> EXERCISE DETAILS:
Go through the listing and copy every line word for word.

(Collected data entries)
====================

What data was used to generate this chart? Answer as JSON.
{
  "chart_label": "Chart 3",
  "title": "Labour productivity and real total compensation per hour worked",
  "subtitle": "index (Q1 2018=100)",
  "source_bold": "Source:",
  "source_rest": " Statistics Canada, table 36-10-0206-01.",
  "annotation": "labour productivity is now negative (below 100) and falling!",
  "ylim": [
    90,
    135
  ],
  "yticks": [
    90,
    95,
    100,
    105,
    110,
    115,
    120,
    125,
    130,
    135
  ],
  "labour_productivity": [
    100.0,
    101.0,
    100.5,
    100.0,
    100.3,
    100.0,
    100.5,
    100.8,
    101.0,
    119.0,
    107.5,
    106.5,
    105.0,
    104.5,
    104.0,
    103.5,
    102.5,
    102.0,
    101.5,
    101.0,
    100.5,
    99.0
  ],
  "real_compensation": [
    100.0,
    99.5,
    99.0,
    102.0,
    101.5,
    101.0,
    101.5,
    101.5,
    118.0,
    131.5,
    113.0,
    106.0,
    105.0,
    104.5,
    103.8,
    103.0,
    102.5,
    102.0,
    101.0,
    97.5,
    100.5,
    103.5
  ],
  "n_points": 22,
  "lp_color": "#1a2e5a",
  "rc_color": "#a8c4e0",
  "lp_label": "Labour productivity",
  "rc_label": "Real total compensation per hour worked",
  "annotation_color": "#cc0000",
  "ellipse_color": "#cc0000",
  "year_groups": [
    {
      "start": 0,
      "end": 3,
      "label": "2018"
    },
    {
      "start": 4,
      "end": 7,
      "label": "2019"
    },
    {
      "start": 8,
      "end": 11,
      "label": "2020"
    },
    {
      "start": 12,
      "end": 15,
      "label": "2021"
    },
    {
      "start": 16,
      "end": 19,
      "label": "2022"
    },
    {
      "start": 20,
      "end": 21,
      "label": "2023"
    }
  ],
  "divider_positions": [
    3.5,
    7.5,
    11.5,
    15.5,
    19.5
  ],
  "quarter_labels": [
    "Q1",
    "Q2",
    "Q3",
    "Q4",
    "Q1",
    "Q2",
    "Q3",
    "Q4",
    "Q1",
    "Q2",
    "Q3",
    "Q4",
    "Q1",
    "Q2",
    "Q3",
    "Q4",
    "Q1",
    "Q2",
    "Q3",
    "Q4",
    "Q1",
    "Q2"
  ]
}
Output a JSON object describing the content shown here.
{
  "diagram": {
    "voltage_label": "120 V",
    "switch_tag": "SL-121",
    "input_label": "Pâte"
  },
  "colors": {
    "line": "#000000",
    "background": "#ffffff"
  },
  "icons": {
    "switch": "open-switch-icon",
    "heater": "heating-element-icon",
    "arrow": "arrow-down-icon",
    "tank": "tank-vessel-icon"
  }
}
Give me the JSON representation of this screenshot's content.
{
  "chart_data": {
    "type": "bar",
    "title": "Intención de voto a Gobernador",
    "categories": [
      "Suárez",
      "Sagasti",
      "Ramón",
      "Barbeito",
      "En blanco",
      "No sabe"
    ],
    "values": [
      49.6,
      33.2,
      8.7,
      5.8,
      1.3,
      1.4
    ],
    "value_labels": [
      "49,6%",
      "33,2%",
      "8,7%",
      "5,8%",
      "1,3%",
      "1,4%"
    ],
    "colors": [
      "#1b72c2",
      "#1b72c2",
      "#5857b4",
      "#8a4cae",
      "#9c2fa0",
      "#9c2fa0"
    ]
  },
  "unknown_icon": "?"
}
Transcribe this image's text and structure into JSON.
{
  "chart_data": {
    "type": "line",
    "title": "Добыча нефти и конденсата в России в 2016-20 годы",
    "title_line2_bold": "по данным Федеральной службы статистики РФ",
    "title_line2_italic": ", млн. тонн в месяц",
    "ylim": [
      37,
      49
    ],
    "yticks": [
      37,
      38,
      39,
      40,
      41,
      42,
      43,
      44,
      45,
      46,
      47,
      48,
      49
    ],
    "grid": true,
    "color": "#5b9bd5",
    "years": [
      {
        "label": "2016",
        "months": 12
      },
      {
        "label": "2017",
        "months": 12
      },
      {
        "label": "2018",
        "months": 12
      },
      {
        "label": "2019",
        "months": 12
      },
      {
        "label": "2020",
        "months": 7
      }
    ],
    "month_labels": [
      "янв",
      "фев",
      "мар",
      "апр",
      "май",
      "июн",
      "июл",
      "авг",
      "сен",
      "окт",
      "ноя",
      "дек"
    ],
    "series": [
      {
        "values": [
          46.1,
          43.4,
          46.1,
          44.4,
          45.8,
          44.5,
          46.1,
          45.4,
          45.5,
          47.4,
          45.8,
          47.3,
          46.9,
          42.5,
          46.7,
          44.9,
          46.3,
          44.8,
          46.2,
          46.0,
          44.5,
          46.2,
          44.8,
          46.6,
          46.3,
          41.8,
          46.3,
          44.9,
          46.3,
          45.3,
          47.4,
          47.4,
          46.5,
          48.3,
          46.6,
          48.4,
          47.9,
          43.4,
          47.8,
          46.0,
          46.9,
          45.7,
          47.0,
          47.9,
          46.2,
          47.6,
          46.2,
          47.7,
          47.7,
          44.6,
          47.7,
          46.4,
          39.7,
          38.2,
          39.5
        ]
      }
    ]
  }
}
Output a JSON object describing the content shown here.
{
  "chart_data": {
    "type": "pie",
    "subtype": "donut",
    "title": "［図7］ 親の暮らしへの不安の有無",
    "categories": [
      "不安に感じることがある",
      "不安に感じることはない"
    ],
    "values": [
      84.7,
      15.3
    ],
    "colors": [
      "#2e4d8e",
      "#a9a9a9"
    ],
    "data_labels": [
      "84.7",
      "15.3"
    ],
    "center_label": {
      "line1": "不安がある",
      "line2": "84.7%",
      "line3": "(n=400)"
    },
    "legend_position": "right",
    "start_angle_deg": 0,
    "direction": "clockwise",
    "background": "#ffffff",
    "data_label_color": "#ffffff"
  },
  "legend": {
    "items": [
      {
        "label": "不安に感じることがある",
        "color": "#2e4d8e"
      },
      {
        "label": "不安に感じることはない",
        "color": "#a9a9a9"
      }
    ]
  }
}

====================

> RESPONSE TO THIS EXERCISE:
What data was used to generate this chart? Answer as JSON.
{
  "chart_label": "Chart 3",
  "title": "Labour productivity and real total compensation per hour worked",
  "subtitle": "index (Q1 2018=100)",
  "source_bold": "Source:",
  "source_rest": " Statistics Canada, table 36-10-0206-01.",
  "annotation": "labour productivity is now negative (below 100) and falling!",
  "ylim": [
    90,
    135
  ],
  "yticks": [
    90,
    95,
    100,
    105,
    110,
    115,
    120,
    125,
    130,
    135
  ],
  "labour_productivity": [
    100.0,
    101.0,
    100.5,
    100.0,
    100.3,
    100.0,
    100.5,
    100.8,
    101.0,
    119.0,
    107.5,
    106.5,
    105.0,
    104.5,
    104.0,
    103.5,
    102.5,
    102.0,
    101.5,
    101.0,
    100.5,
    99.0
  ],
  "real_compensation": [
    100.0,
    99.5,
    99.0,
    102.0,
    101.5,
    101.0,
    101.5,
    101.5,
    118.0,
    131.5,
    113.0,
    106.0,
    105.0,
    104.5,
    103.8,
    103.0,
    102.5,
    102.0,
    101.0,
    97.5,
    100.5,
    103.5
  ],
  "n_points": 22,
  "lp_color": "#1a2e5a",
  "rc_color": "#a8c4e0",
  "lp_label": "Labour productivity",
  "rc_label": "Real total compensation per hour worked",
  "annotation_color": "#cc0000",
  "ellipse_color": "#cc0000",
  "year_groups": [
    {
      "start": 0,
      "end": 3,
      "label": "2018"
    },
    {
      "start": 4,
      "end": 7,
      "label": "2019"
    },
    {
      "start": 8,
      "end": 11,
      "label": "2020"
    },
    {
      "start": 12,
      "end": 15,
      "label": "2021"
    },
    {
      "start": 16,
      "end": 19,
      "label": "2022"
    },
    {
      "start": 20,
      "end": 21,
      "label": "2023"
    }
  ],
  "divider_positions": [
    3.5,
    7.5,
    11.5,
    15.5,
    19.5
  ],
  "quarter_labels": [
    "Q1",
    "Q2",
    "Q3",
    "Q4",
    "Q1",
    "Q2",
    "Q3",
    "Q4",
    "Q1",
    "Q2",
    "Q3",
    "Q4",
    "Q1",
    "Q2",
    "Q3",
    "Q4",
    "Q1",
    "Q2",
    "Q3",
    "Q4",
    "Q1",
    "Q2"
  ]
}
Output a JSON object describing the content shown here.
{
  "diagram": {
    "voltage_label": "120 V",
    "switch_tag": "SL-121",
    "input_label": "Pâte"
  },
  "colors": {
    "line": "#000000",
    "background": "#ffffff"
  },
  "icons": {
    "switch": "open-switch-icon",
    "heater": "heating-element-icon",
    "arrow": "arrow-down-icon",
    "tank": "tank-vessel-icon"
  }
}
Give me the JSON representation of this screenshot's content.
{
  "chart_data": {
    "type": "bar",
    "title": "Intención de voto a Gobernador",
    "categories": [
      "Suárez",
      "Sagasti",
      "Ramón",
      "Barbeito",
      "En blanco",
      "No sabe"
    ],
    "values": [
      49.6,
      33.2,
      8.7,
      5.8,
      1.3,
      1.4
    ],
    "value_labels": [
      "49,6%",
      "33,2%",
      "8,7%",
      "5,8%",
      "1,3%",
      "1,4%"
    ],
    "colors": [
      "#1b72c2",
      "#1b72c2",
      "#5857b4",
      "#8a4cae",
      "#9c2fa0",
      "#9c2fa0"
    ]
  },
  "unknown_icon": "?"
}
Transcribe this image's text and structure into JSON.
{
  "chart_data": {
    "type": "line",
    "title": "Добыча нефти и конденсата в России в 2016-20 годы",
    "title_line2_bold": "по данным Федеральной службы статистики РФ",
    "title_line2_italic": ", млн. тонн в месяц",
    "ylim": [
      37,
      49
    ],
    "yticks": [
      37,
      38,
      39,
      40,
      41,
      42,
      43,
      44,
      45,
      46,
      47,
      48,
      49
    ],
    "grid": true,
    "color": "#5b9bd5",
    "years": [
      {
        "label": "2016",
        "months": 12
      },
      {
        "label": "2017",
        "months": 12
      },
      {
        "label": "2018",
        "months": 12
      },
      {
        "label": "2019",
        "months": 12
      },
      {
        "label": "2020",
        "months": 7
      }
    ],
    "month_labels": [
      "янв",
      "фев",
      "мар",
      "апр",
      "май",
      "июн",
      "июл",
      "авг",
      "сен",
      "окт",
      "ноя",
      "дек"
    ],
    "series": [
      {
        "values": [
          46.1,
          43.4,
          46.1,
          44.4,
          45.8,
          44.5,
          46.1,
          45.4,
          45.5,
          47.4,
          45.8,
          47.3,
          46.9,
          42.5,
          46.7,
          44.9,
          46.3,
          44.8,
          46.2,
          46.0,
          44.5,
          46.2,
          44.8,
          46.6,
          46.3,
          41.8,
          46.3,
          44.9,
          46.3,
          45.3,
          47.4,
          47.4,
          46.5,
          48.3,
          46.6,
          48.4,
          47.9,
          43.4,
          47.8,
          46.0,
          46.9,
          45.7,
          47.0,
          47.9,
          46.2,
          47.6,
          46.2,
          47.7,
          47.7,
          44.6,
          47.7,
          46.4,
          39.7,
          38.2,
          39.5
        ]
      }
    ]
  }
}
Output a JSON object describing the content shown here.
{
  "chart_data": {
    "type": "pie",
    "subtype": "donut",
    "title": "［図7］ 親の暮らしへの不安の有無",
    "categories": [
      "不安に感じることがある",
      "不安に感じることはない"
    ],
    "values": [
      84.7,
      15.3
    ],
    "colors": [
      "#2e4d8e",
      "#a9a9a9"
    ],
    "data_labels": [
      "84.7",
      "15.3"
    ],
    "center_label": {
      "line1": "不安がある",
      "line2": "84.7%",
      "line3": "(n=400)"
    },
    "legend_position": "right",
    "start_angle_deg": 0,
    "direction": "clockwise",
    "background": "#ffffff",
    "data_label_color": "#ffffff"
  },
  "legend": {
    "items": [
      {
        "label": "不安に感じることがある",
        "color": "#2e4d8e"
      },
      {
        "label": "不安に感じることはない",
        "color": "#a9a9a9"
      }
    ]
  }
}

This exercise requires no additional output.